[Data records]

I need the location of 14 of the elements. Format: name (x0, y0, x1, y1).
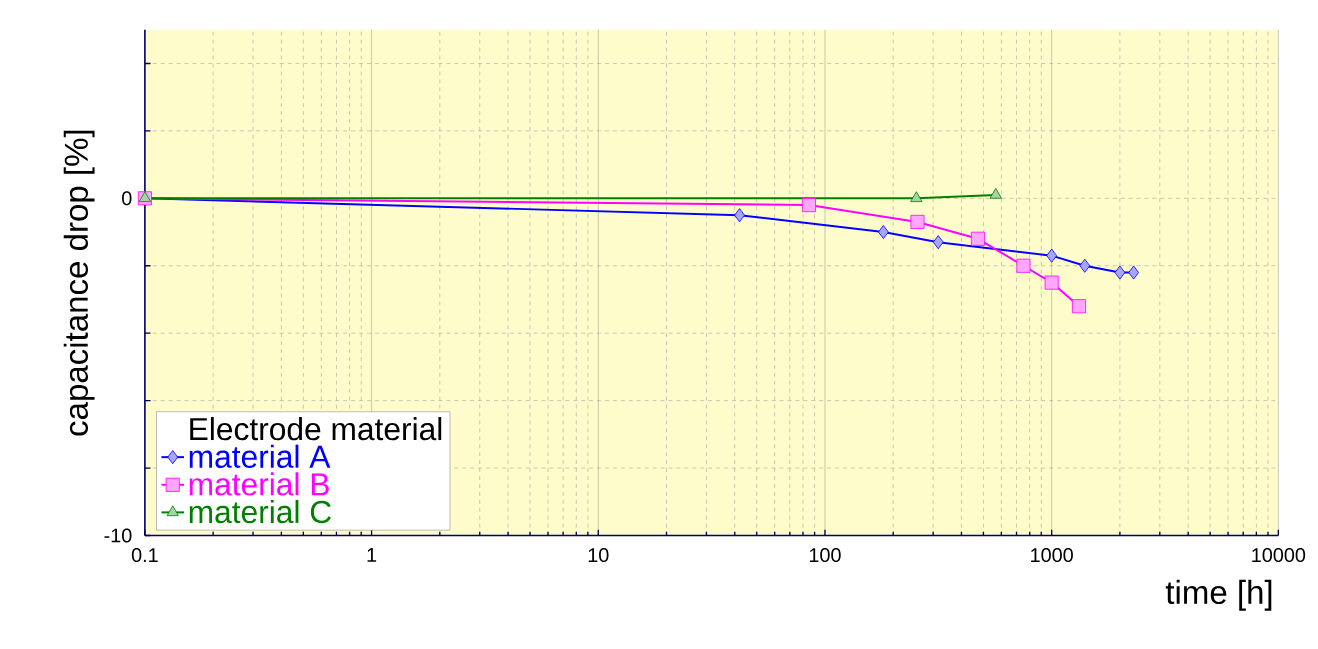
x-tick-label: 1 (367, 548, 377, 562)
x-tick-label: 0.1 (131, 548, 158, 563)
x-tick-label: 10 (588, 548, 609, 563)
legend-label: material C (189, 500, 331, 524)
x-tick-label: 100 (809, 548, 841, 563)
x-tick-label: 10000 (1252, 548, 1306, 563)
legend-label: material A (189, 444, 331, 469)
y-axis-title: capacitance drop [%] (63, 130, 95, 436)
x-axis-title: time [h] (1165, 580, 1272, 611)
legend-label: material B (189, 472, 329, 496)
legend-title: Electrode material (190, 417, 442, 441)
y-tick-label: -10 (104, 528, 132, 543)
x-tick-label: 1000 (1031, 548, 1073, 563)
y-tick-label: 0 (122, 191, 132, 206)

◆ WHAT IS EXPECTED ◆
Put each line of the records above into a numbered list, with blank lines dropped and the pictures left out.

◆ RESULT OF THE TASK ◆
1. I need the location of 14 of the elements. Format: name (x0, y0, x1, y1).
2. x-tick-label: 1 (367, 548, 377, 562)
3. x-tick-label: 0.1 (131, 548, 158, 563)
4. x-tick-label: 10 (588, 548, 609, 563)
5. legend-label: material C (189, 500, 331, 524)
6. x-tick-label: 100 (809, 548, 841, 563)
7. x-tick-label: 10000 (1252, 548, 1306, 563)
8. legend-label: material A (189, 444, 331, 469)
9. y-axis-title: capacitance drop [%] (63, 130, 95, 436)
10. x-axis-title: time [h] (1165, 580, 1272, 611)
11. legend-label: material B (189, 472, 329, 496)
12. legend-title: Electrode material (190, 417, 442, 441)
13. y-tick-label: -10 (104, 528, 132, 543)
14. x-tick-label: 1000 (1031, 548, 1073, 563)
15. y-tick-label: 0 (122, 191, 132, 206)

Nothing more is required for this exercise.